◆ **Set exercise**: Scan the material below for the string "about", and copy every line where it shows up.

◆ **Listing**:
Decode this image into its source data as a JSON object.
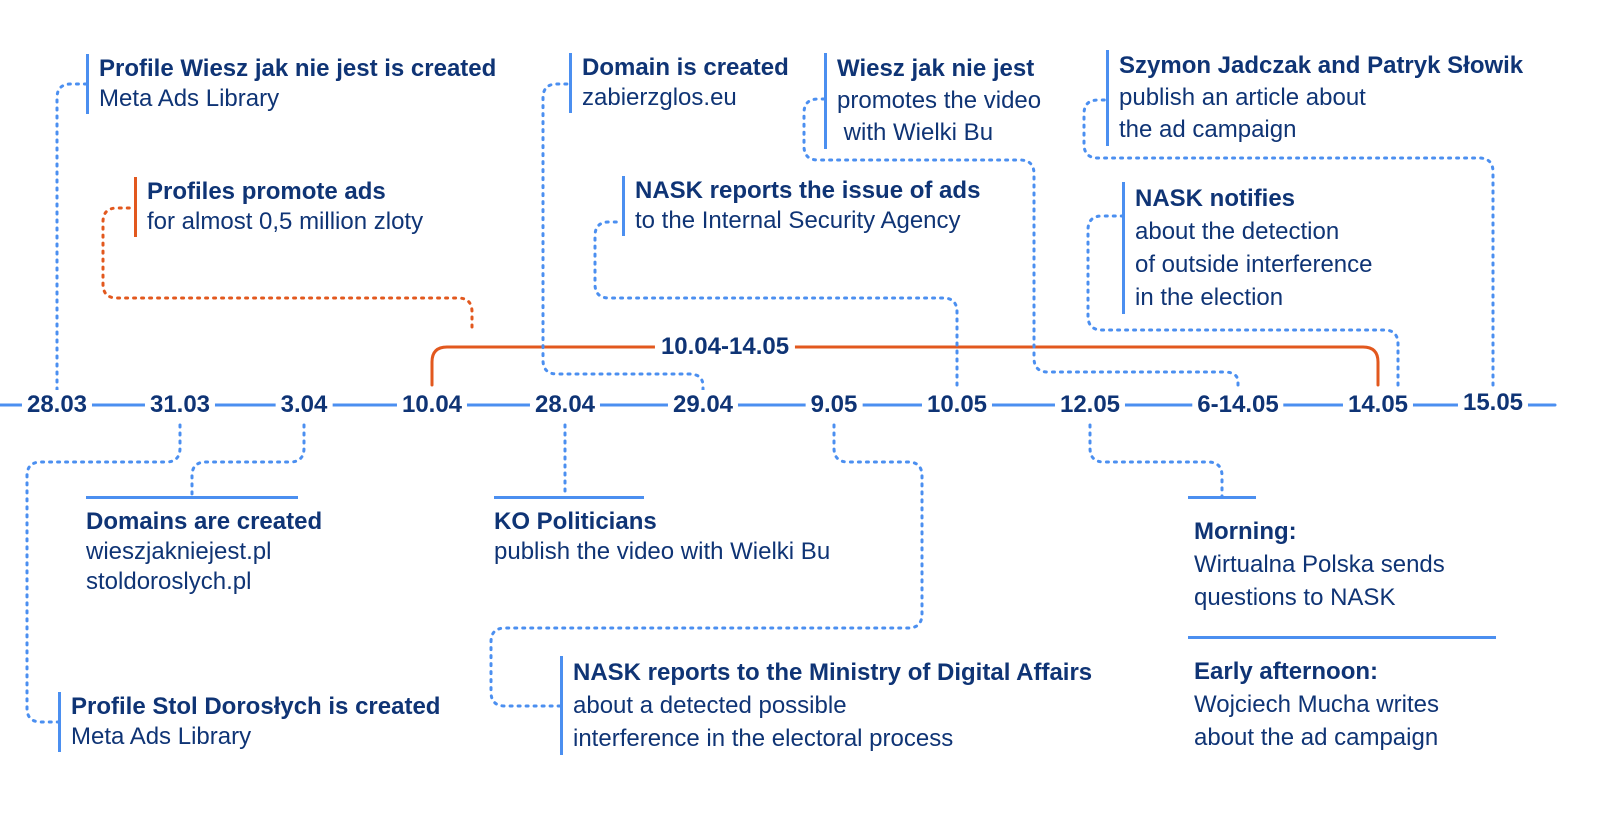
{
  "colors": {
    "navy": "#0f3475",
    "blue": "#4b8ff0",
    "orange": "#e2581e"
  },
  "timeline": {
    "range_label": "10.04-14.05",
    "dates": [
      "28.03",
      "31.03",
      "3.04",
      "10.04",
      "28.04",
      "29.04",
      "9.05",
      "10.05",
      "12.05",
      "6-14.05",
      "14.05",
      "15.05"
    ]
  },
  "events": {
    "profile_wiesz": {
      "title": "Profile Wiesz jak nie jest is created",
      "lines": [
        "Meta Ads Library"
      ]
    },
    "profiles_ads": {
      "title": "Profiles promote ads",
      "lines": [
        "for almost 0,5 million zloty"
      ]
    },
    "domain_created": {
      "title": "Domain is created",
      "lines": [
        "zabierzglos.eu"
      ]
    },
    "wiesz_video": {
      "title": "Wiesz jak nie jest",
      "lines": [
        "promotes the video",
        " with Wielki Bu"
      ]
    },
    "szymon": {
      "title": "Szymon Jadczak and Patryk Słowik",
      "lines": [
        "publish an article about",
        "the ad campaign"
      ]
    },
    "nask_isa": {
      "title": "NASK reports the issue of ads",
      "lines": [
        "to the Internal Security Agency"
      ]
    },
    "nask_notifies": {
      "title": "NASK notifies",
      "lines": [
        "about the detection",
        "of outside interference",
        "in the election"
      ]
    },
    "domains_created": {
      "title": "Domains are created",
      "lines": [
        "wieszjakniejest.pl",
        "stoldoroslych.pl"
      ]
    },
    "profile_stol": {
      "title": "Profile Stol Dorosłych is created",
      "lines": [
        "Meta Ads Library"
      ]
    },
    "ko_politicians": {
      "title": "KO Politicians",
      "lines": [
        "publish the video with Wielki Bu"
      ]
    },
    "nask_ministry": {
      "title": "NASK reports to the Ministry of Digital Affairs",
      "lines": [
        "about a detected possible",
        "interference in the electoral process"
      ]
    },
    "morning": {
      "title": "Morning:",
      "lines": [
        "Wirtualna Polska sends",
        "questions to NASK"
      ]
    },
    "afternoon": {
      "title": "Early afternoon:",
      "lines": [
        "Wojciech Mucha writes",
        "about the ad campaign"
      ]
    }
  }
}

◆ **Solution to the problem**:
        "publish an article about",
        "about the detection",
        "about a detected possible",
        "about the ad campaign"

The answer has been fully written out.